Items listed in a dataset
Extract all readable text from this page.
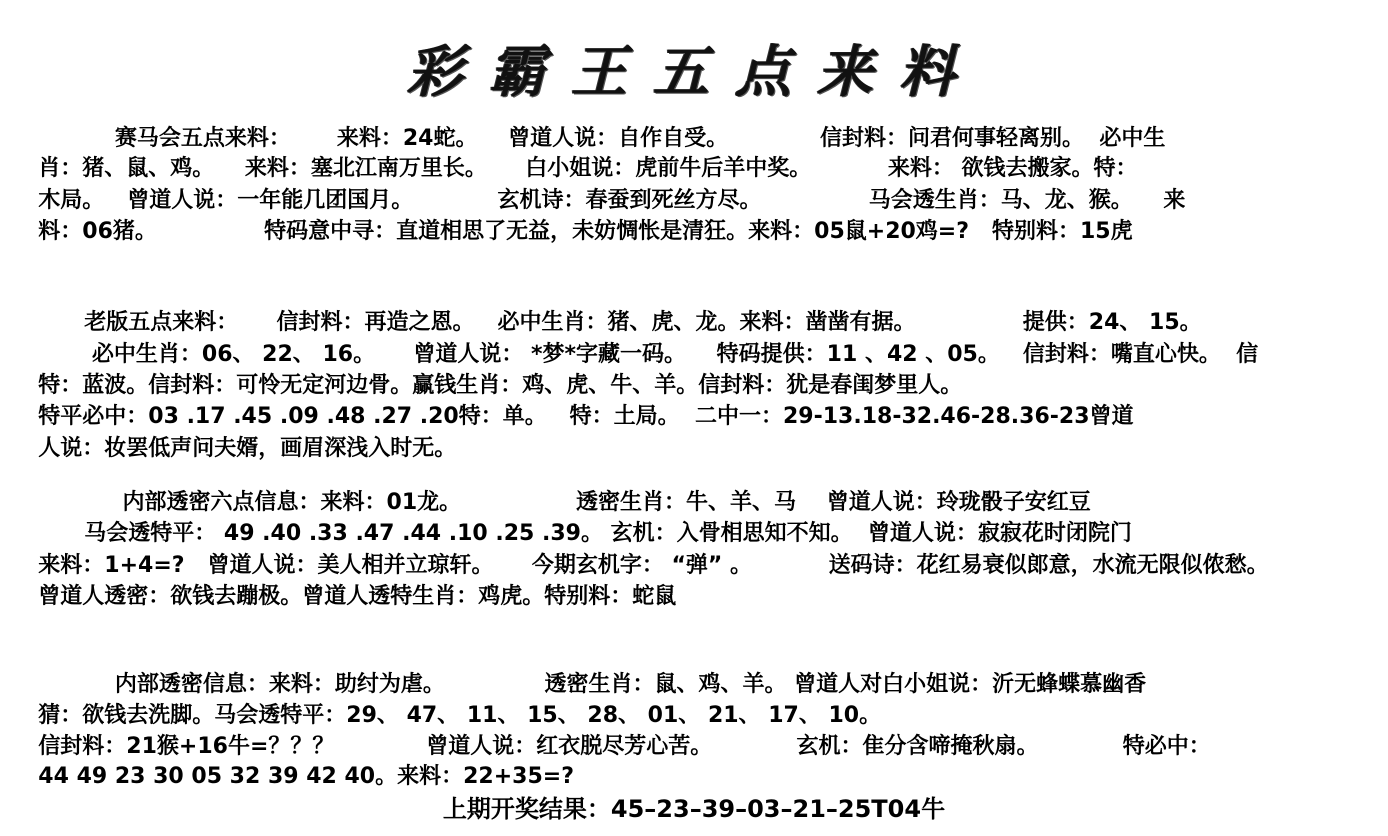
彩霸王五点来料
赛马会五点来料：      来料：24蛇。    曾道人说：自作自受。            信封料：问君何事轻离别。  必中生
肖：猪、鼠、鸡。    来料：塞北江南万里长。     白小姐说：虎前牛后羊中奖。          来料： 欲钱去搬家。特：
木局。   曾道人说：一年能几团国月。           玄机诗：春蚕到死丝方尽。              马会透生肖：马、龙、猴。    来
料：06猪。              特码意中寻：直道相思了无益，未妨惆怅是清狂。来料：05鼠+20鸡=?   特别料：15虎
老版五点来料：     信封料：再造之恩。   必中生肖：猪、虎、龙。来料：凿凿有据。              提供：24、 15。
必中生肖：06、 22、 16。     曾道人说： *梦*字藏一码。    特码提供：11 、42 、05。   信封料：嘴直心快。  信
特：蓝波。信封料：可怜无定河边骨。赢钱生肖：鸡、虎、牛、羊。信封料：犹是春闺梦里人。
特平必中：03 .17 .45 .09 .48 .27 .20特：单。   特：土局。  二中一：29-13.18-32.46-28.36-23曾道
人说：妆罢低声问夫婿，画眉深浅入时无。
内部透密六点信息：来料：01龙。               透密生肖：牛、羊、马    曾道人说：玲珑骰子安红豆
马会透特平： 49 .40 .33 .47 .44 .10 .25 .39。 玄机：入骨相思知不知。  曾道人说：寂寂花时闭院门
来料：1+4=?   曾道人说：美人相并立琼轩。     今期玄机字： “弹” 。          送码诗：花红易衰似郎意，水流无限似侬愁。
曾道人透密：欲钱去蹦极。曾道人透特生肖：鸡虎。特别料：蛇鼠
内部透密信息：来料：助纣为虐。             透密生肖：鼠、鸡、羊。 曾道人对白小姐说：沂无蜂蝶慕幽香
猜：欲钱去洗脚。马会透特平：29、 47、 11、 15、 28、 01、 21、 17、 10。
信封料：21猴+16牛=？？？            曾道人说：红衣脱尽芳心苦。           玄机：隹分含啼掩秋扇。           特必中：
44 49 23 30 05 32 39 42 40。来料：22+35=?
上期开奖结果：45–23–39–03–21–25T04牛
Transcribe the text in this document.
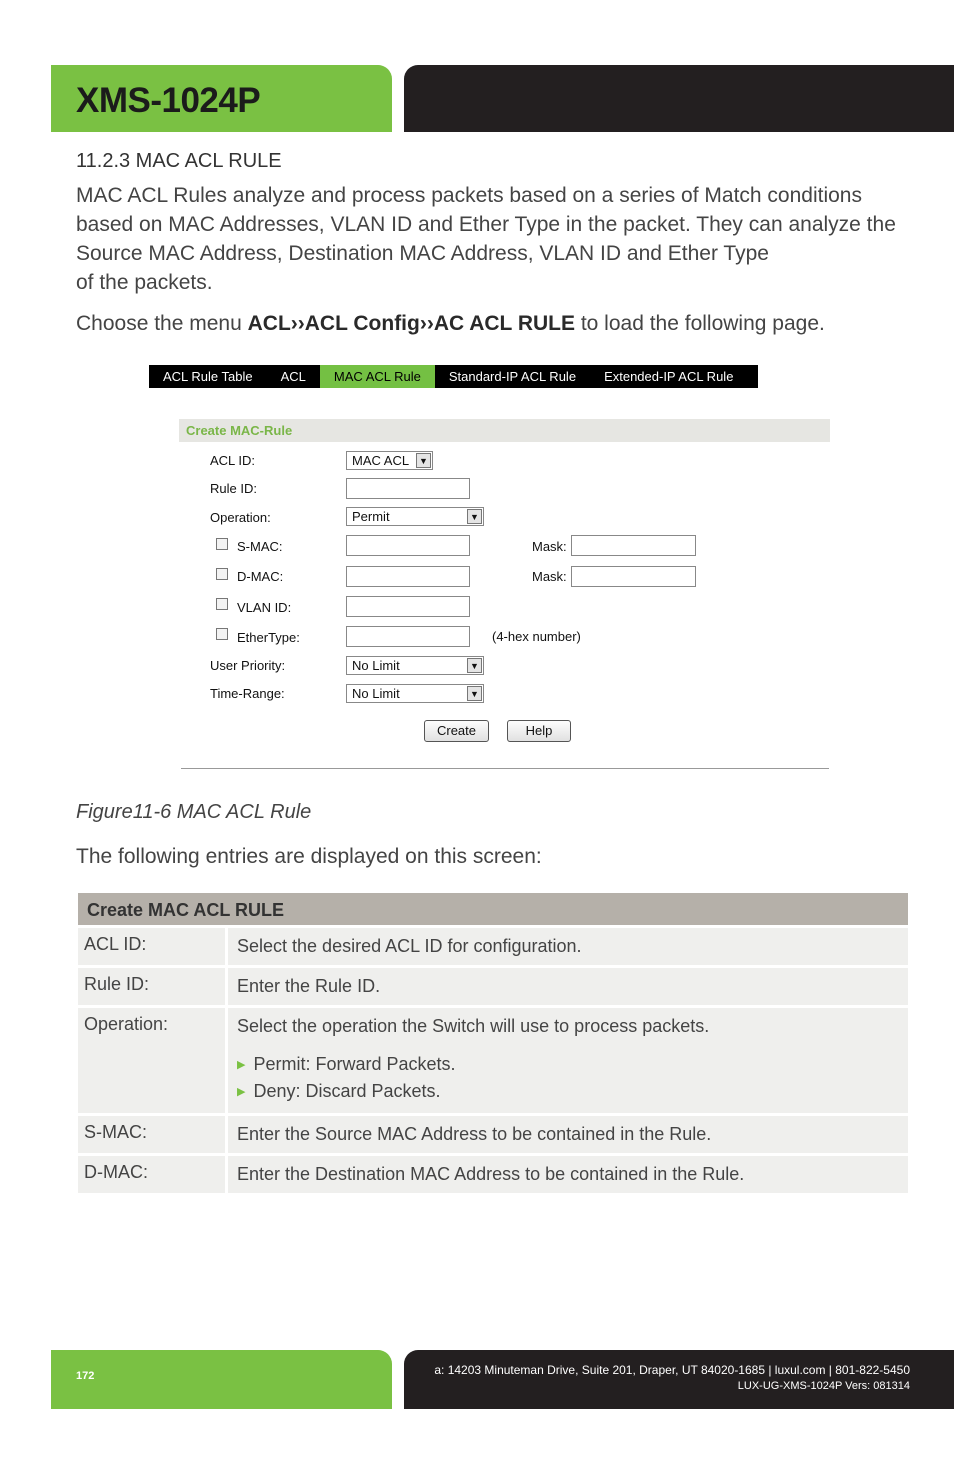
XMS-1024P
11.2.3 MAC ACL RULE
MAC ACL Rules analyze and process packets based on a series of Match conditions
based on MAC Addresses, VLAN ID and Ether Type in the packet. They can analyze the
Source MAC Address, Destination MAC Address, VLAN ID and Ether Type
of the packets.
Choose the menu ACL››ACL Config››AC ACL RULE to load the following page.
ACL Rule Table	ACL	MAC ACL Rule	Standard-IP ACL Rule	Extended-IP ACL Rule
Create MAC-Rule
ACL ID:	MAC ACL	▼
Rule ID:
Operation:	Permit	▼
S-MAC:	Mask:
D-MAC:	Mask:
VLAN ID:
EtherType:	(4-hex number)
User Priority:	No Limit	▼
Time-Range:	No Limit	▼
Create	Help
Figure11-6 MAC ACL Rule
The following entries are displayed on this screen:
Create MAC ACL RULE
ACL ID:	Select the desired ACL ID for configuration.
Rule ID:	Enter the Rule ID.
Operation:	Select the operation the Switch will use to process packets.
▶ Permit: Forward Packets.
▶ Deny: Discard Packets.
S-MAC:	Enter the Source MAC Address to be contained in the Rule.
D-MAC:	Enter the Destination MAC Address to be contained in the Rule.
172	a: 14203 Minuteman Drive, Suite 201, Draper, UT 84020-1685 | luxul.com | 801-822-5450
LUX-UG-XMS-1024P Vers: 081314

TASK DETAILS — Copy the records above exactly, omitting every picture.

TASK OUTPUT —
Extract all readable text from this page.
彩霸王五点来料
赛马会五点来料：      来料：24蛇。    曾道人说：自作自受。            信封料：问君何事轻离别。  必中生
肖：猪、鼠、鸡。    来料：塞北江南万里长。     白小姐说：虎前牛后羊中奖。          来料： 欲钱去搬家。特：
木局。   曾道人说：一年能几团国月。           玄机诗：春蚕到死丝方尽。              马会透生肖：马、龙、猴。    来
料：06猪。              特码意中寻：直道相思了无益，未妨惆怅是清狂。来料：05鼠+20鸡=?   特别料：15虎
老版五点来料：     信封料：再造之恩。   必中生肖：猪、虎、龙。来料：凿凿有据。              提供：24、 15。
必中生肖：06、 22、 16。     曾道人说： *梦*字藏一码。    特码提供：11 、42 、05。   信封料：嘴直心快。  信
特：蓝波。信封料：可怜无定河边骨。赢钱生肖：鸡、虎、牛、羊。信封料：犹是春闺梦里人。
特平必中：03 .17 .45 .09 .48 .27 .20特：单。   特：土局。  二中一：29-13.18-32.46-28.36-23曾道
人说：妆罢低声问夫婿，画眉深浅入时无。
内部透密六点信息：来料：01龙。               透密生肖：牛、羊、马    曾道人说：玲珑骰子安红豆
马会透特平： 49 .40 .33 .47 .44 .10 .25 .39。 玄机：入骨相思知不知。  曾道人说：寂寂花时闭院门
来料：1+4=?   曾道人说：美人相并立琼轩。     今期玄机字： “弹” 。          送码诗：花红易衰似郎意，水流无限似侬愁。
曾道人透密：欲钱去蹦极。曾道人透特生肖：鸡虎。特别料：蛇鼠
内部透密信息：来料：助纣为虐。             透密生肖：鼠、鸡、羊。 曾道人对白小姐说：沂无蜂蝶慕幽香
猜：欲钱去洗脚。马会透特平：29、 47、 11、 15、 28、 01、 21、 17、 10。
信封料：21猴+16牛=？？？            曾道人说：红衣脱尽芳心苦。           玄机：隹分含啼掩秋扇。           特必中：
44 49 23 30 05 32 39 42 40。来料：22+35=?
上期开奖结果：45–23–39–03–21–25T04牛
Transcribe the text in this document.
XMS-1024P
11.2.3 MAC ACL RULE
MAC ACL Rules analyze and process packets based on a series of Match conditions
based on MAC Addresses, VLAN ID and Ether Type in the packet. They can analyze the
Source MAC Address, Destination MAC Address, VLAN ID and Ether Type
of the packets.
Choose the menu ACL››ACL Config››AC ACL RULE to load the following page.
ACL Rule Table	ACL	MAC ACL Rule	Standard-IP ACL Rule	Extended-IP ACL Rule
Create MAC-Rule
ACL ID:	MAC ACL	▼
Rule ID:
Operation:	Permit	▼
S-MAC:	Mask:
D-MAC:	Mask:
VLAN ID:
EtherType:	(4-hex number)
User Priority:	No Limit	▼
Time-Range:	No Limit	▼
Create	Help
Figure11-6 MAC ACL Rule
The following entries are displayed on this screen:
Create MAC ACL RULE
ACL ID:	Select the desired ACL ID for configuration.
Rule ID:	Enter the Rule ID.
Operation:	Select the operation the Switch will use to process packets.
▶ Permit: Forward Packets.
▶ Deny: Discard Packets.
S-MAC:	Enter the Source MAC Address to be contained in the Rule.
D-MAC:	Enter the Destination MAC Address to be contained in the Rule.
172	a: 14203 Minuteman Drive, Suite 201, Draper, UT 84020-1685 | luxul.com | 801-822-5450
LUX-UG-XMS-1024P Vers: 081314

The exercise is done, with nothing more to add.